## Task statement
Narrow the data below down to the lines containing "Malla".
_ _ _
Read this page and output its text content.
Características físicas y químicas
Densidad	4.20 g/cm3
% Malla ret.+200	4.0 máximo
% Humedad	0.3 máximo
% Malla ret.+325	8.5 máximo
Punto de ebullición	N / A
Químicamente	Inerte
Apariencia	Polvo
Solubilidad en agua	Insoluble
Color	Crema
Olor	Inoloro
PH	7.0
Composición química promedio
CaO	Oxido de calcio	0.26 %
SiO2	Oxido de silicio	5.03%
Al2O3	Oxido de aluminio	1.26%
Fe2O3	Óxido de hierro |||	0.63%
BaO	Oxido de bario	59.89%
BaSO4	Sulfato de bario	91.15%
_ _ _
## Solution below
% Malla ret.+200	4.0 máximo
% Malla ret.+325	8.5 máximo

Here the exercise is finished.